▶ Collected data
###

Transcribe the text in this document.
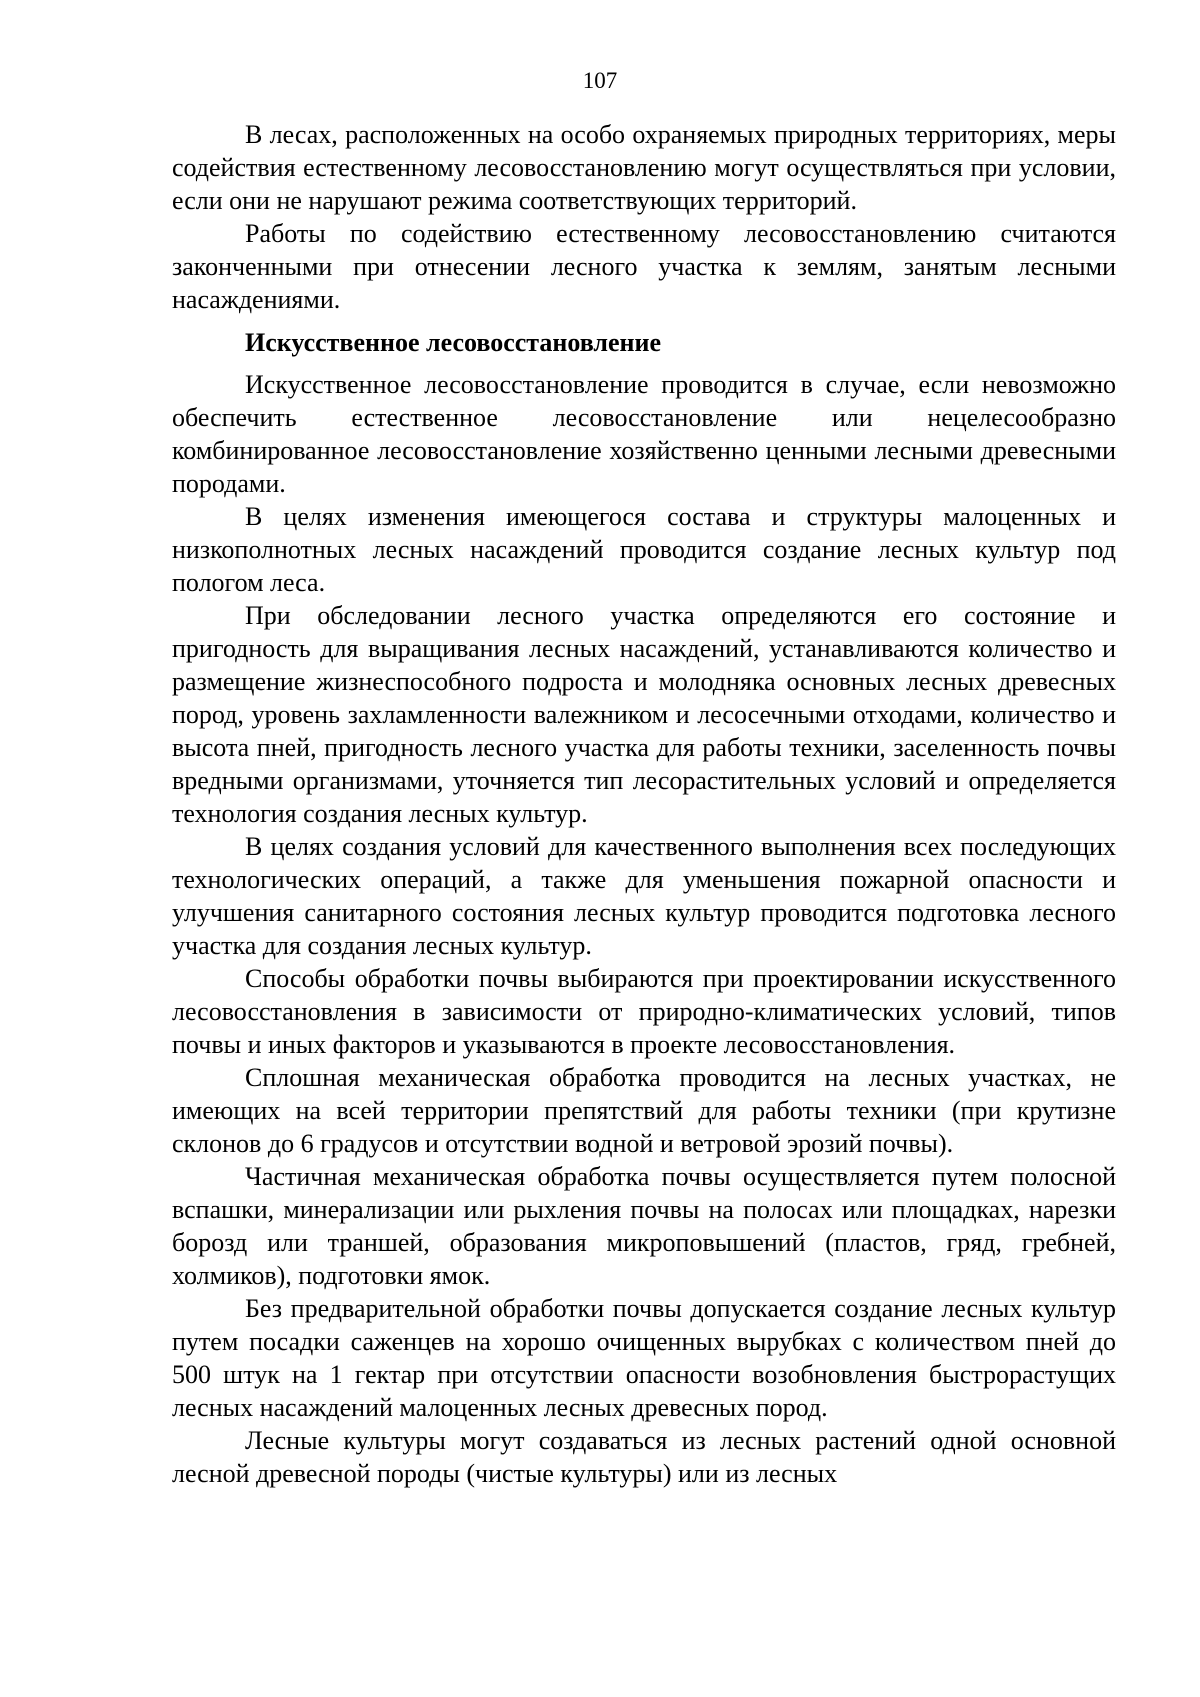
107

В лесах, расположенных на особо охраняемых природных территориях, меры содействия естественному лесовосстановлению могут осуществляться при условии, если они не нарушают режима соответствующих территорий.

Работы по содействию естественному лесовосстановлению считаются законченными при отнесении лесного участка к землям, занятым лесными насаждениями.

Искусственное лесовосстановление

Искусственное лесовосстановление проводится в случае, если невозможно обеспечить естественное лесовосстановление или нецелесообразно комбинированное лесовосстановление хозяйственно ценными лесными древесными породами.

В целях изменения имеющегося состава и структуры малоценных и низкополнотных лесных насаждений проводится создание лесных культур под пологом леса.

При обследовании лесного участка определяются его состояние и пригодность для выращивания лесных насаждений, устанавливаются количество и размещение жизнеспособного подроста и молодняка основных лесных древесных пород, уровень захламленности валежником и лесосечными отходами, количество и высота пней, пригодность лесного участка для работы техники, заселенность почвы вредными организмами, уточняется тип лесорастительных условий и определяется технология создания лесных культур.

В целях создания условий для качественного выполнения всех последующих технологических операций, а также для уменьшения пожарной опасности и улучшения санитарного состояния лесных культур проводится подготовка лесного участка для создания лесных культур.

Способы обработки почвы выбираются при проектировании искусственного лесовосстановления в зависимости от природно-климатических условий, типов почвы и иных факторов и указываются в проекте лесовосстановления.

Сплошная механическая обработка проводится на лесных участках, не имеющих на всей территории препятствий для работы техники (при крутизне склонов до 6 градусов и отсутствии водной и ветровой эрозий почвы).

Частичная механическая обработка почвы осуществляется путем полосной вспашки, минерализации или рыхления почвы на полосах или площадках, нарезки борозд или траншей, образования микроповышений (пластов, гряд, гребней, холмиков), подготовки ямок.

Без предварительной обработки почвы допускается создание лесных культур путем посадки саженцев на хорошо очищенных вырубках с количеством пней до 500 штук на 1 гектар при отсутствии опасности возобновления быстрорастущих лесных насаждений малоценных лесных древесных пород.

Лесные культуры могут создаваться из лесных растений одной основной лесной древесной породы (чистые культуры) или из лесных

###

Gather all lines from the records above in which "Искусственное" appears.

▶ Task answer
Искусственное лесовосстановление
Искусственное лесовосстановление проводится в случае, если невозможно обеспечить естественное лесовосстановление или нецелесообразно комбинированное лесовосстановление хозяйственно ценными лесными древесными породами.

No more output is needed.